— Start Data provided —

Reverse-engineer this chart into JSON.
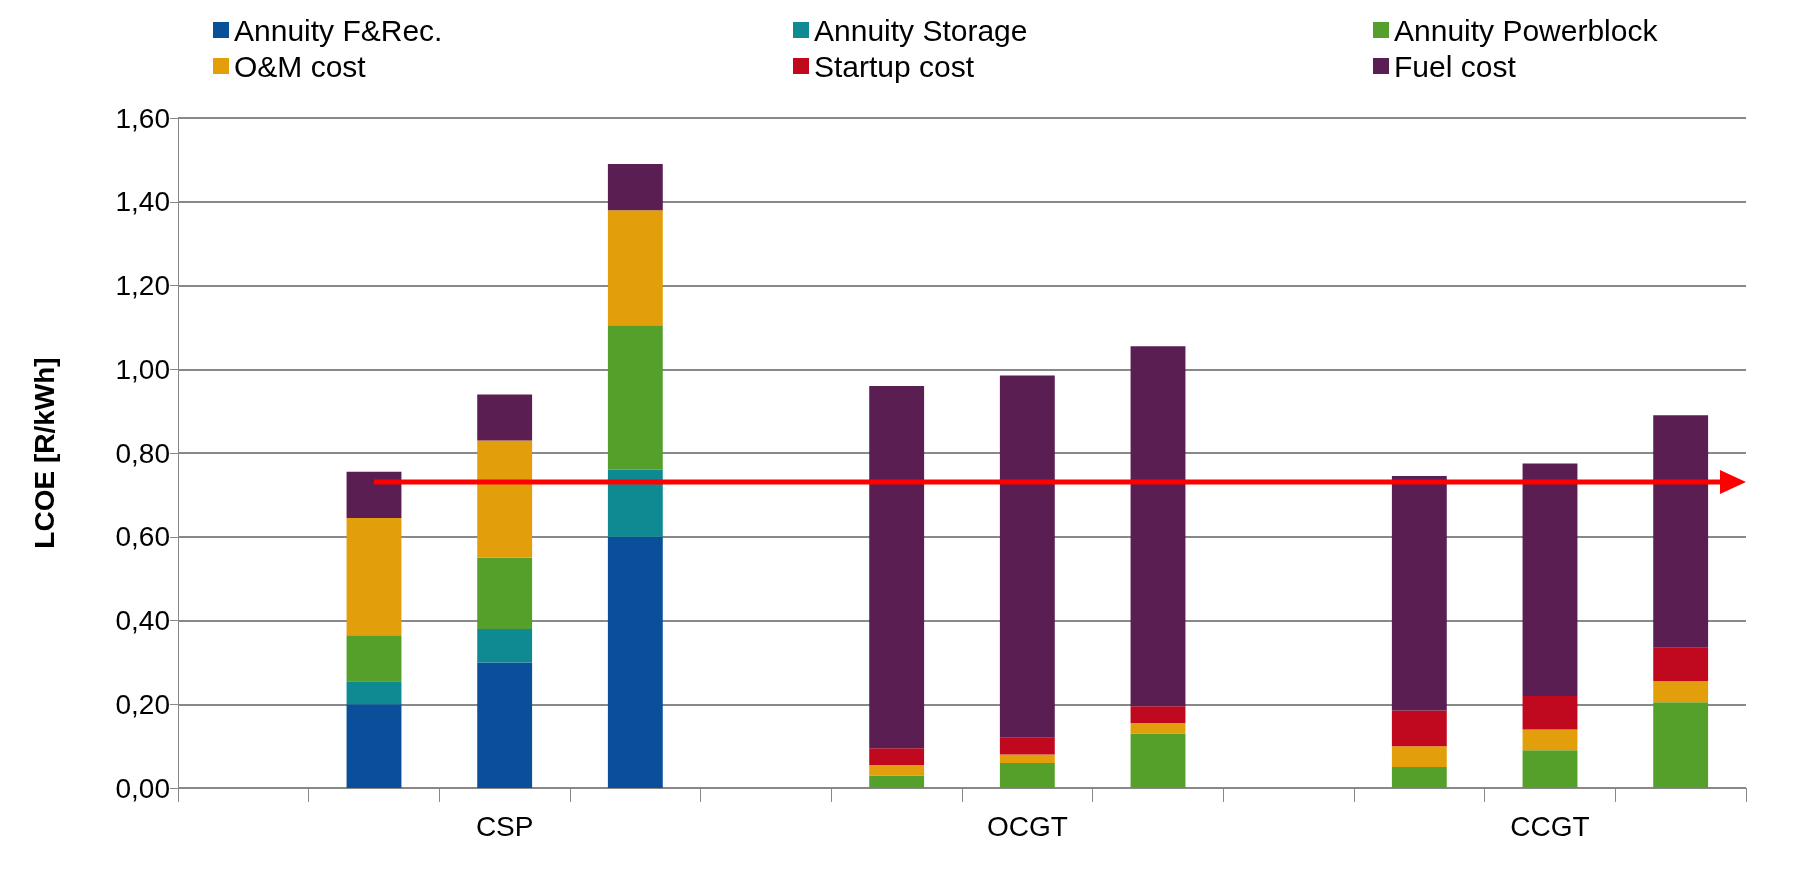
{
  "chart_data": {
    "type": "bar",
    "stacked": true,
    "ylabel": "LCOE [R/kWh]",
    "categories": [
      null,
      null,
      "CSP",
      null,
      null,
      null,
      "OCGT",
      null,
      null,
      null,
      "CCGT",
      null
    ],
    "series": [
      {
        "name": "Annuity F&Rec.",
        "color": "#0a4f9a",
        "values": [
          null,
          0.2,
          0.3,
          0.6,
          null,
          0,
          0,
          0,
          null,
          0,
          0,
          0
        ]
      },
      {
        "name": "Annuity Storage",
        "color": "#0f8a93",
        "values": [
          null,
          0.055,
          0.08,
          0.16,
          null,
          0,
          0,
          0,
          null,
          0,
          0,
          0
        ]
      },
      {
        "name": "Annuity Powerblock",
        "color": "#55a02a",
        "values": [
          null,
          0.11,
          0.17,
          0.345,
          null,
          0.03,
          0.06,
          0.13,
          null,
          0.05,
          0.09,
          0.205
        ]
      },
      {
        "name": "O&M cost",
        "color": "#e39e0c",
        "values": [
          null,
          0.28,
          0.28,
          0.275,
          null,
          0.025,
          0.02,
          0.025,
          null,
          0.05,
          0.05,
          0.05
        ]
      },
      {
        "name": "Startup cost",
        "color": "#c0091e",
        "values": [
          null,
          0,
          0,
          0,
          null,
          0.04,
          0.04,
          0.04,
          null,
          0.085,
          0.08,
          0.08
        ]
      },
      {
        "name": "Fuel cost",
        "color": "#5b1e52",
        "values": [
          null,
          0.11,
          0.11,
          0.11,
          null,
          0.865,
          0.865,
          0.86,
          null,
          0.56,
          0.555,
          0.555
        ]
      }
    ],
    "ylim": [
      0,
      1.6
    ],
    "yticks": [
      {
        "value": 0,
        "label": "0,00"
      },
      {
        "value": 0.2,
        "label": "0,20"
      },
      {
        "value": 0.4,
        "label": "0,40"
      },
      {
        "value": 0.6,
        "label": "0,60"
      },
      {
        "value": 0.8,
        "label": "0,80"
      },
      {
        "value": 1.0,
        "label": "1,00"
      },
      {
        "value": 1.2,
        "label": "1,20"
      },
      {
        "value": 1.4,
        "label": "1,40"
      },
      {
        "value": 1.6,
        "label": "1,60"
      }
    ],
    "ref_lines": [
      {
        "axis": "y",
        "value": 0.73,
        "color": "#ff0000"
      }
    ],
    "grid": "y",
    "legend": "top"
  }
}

— End Data provided —
— Start Data provided —

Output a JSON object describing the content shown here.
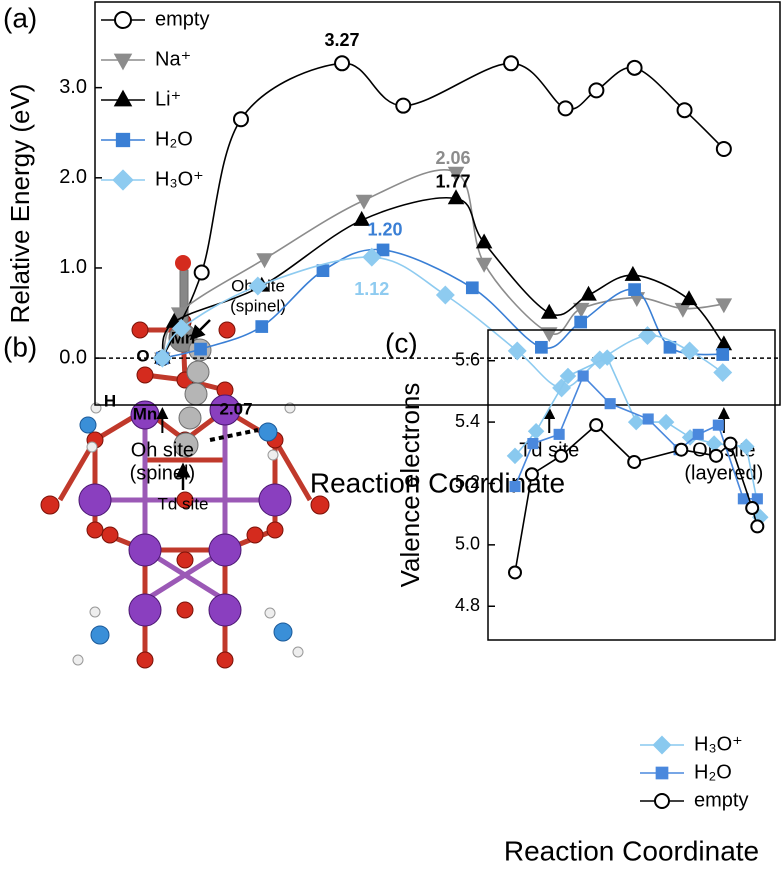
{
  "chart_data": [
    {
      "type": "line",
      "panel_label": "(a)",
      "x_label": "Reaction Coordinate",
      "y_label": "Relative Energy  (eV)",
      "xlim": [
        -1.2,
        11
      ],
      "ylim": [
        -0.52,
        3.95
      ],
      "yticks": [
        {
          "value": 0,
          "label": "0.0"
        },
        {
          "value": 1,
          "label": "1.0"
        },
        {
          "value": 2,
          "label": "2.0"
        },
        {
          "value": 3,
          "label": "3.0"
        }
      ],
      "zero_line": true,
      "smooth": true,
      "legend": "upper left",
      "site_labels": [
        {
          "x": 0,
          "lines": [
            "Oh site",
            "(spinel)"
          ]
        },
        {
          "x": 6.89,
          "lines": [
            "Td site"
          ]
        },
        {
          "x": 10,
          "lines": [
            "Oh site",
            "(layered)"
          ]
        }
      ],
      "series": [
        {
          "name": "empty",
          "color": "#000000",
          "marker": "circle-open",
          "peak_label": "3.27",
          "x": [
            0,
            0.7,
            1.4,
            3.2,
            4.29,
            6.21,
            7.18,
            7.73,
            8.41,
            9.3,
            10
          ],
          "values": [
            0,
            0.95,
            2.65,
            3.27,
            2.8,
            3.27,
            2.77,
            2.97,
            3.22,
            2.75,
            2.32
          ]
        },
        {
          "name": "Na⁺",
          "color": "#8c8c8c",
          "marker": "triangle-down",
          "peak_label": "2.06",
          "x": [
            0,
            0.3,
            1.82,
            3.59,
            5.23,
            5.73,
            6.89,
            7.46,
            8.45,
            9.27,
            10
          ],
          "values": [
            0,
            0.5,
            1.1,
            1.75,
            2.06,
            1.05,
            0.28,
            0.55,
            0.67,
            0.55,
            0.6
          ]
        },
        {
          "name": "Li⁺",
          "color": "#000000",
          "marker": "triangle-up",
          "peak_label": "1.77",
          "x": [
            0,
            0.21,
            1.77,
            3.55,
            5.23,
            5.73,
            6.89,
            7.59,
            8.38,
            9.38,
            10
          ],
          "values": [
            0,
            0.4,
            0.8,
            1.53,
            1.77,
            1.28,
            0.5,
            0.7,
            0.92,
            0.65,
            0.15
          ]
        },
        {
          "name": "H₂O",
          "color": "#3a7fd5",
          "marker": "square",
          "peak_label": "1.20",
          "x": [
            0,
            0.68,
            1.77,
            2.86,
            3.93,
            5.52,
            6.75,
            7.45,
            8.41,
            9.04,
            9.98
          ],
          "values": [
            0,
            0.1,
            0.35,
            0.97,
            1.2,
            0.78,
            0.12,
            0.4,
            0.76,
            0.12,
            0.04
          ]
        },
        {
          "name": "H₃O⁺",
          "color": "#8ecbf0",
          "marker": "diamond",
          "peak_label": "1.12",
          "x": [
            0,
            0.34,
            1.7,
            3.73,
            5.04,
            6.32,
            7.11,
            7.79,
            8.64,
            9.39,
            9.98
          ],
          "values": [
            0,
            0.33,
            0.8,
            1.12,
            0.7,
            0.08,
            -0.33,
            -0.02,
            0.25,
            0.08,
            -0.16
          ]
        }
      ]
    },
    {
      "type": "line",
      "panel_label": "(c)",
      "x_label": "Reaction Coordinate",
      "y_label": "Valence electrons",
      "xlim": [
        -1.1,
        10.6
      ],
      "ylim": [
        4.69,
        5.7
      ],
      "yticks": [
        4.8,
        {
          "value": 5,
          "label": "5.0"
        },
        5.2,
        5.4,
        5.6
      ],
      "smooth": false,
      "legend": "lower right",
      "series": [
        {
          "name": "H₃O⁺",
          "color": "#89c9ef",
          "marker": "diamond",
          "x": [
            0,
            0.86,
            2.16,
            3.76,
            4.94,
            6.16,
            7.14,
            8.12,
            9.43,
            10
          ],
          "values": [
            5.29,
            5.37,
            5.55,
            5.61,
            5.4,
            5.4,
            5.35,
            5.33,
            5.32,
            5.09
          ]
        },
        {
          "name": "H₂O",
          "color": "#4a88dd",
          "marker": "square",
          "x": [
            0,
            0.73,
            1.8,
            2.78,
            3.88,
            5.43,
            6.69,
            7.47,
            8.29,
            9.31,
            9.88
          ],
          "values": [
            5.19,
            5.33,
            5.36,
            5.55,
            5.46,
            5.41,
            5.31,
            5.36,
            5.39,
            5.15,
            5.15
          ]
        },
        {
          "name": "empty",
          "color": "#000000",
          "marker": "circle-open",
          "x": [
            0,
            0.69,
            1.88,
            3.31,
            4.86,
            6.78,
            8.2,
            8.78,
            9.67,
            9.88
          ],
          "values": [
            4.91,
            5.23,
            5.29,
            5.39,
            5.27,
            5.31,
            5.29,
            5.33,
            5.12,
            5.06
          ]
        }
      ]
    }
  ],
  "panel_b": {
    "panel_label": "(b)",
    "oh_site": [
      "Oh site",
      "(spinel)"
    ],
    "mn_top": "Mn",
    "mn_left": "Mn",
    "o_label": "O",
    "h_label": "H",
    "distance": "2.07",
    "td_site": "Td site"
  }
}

— End Data provided —
— Start Data provided —

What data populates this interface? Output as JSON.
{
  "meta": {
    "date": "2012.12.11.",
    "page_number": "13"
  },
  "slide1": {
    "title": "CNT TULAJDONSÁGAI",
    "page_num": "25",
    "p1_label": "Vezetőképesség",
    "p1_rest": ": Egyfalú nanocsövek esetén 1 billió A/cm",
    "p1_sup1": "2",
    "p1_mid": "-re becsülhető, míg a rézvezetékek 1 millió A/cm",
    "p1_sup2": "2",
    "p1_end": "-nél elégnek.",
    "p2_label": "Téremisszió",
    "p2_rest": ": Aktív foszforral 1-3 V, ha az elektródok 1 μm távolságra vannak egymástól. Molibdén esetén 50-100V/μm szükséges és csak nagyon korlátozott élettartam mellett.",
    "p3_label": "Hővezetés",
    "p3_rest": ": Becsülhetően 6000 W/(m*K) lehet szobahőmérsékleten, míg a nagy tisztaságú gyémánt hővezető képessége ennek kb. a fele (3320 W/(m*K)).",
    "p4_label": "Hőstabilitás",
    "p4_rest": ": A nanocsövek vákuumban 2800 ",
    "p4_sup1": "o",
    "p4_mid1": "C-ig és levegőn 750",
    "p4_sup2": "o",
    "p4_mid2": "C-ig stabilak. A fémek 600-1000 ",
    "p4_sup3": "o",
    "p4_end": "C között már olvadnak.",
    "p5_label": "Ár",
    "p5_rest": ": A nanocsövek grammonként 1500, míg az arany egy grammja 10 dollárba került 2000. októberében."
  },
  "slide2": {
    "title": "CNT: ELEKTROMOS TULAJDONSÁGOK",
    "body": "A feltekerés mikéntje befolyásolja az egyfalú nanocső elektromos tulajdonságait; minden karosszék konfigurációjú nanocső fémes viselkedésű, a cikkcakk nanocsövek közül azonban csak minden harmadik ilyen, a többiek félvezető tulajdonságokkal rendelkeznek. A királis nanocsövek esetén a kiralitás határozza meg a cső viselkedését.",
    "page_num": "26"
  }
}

— End Data provided —

Report only how many lines in the records contain the word "this".

== Output below ==
2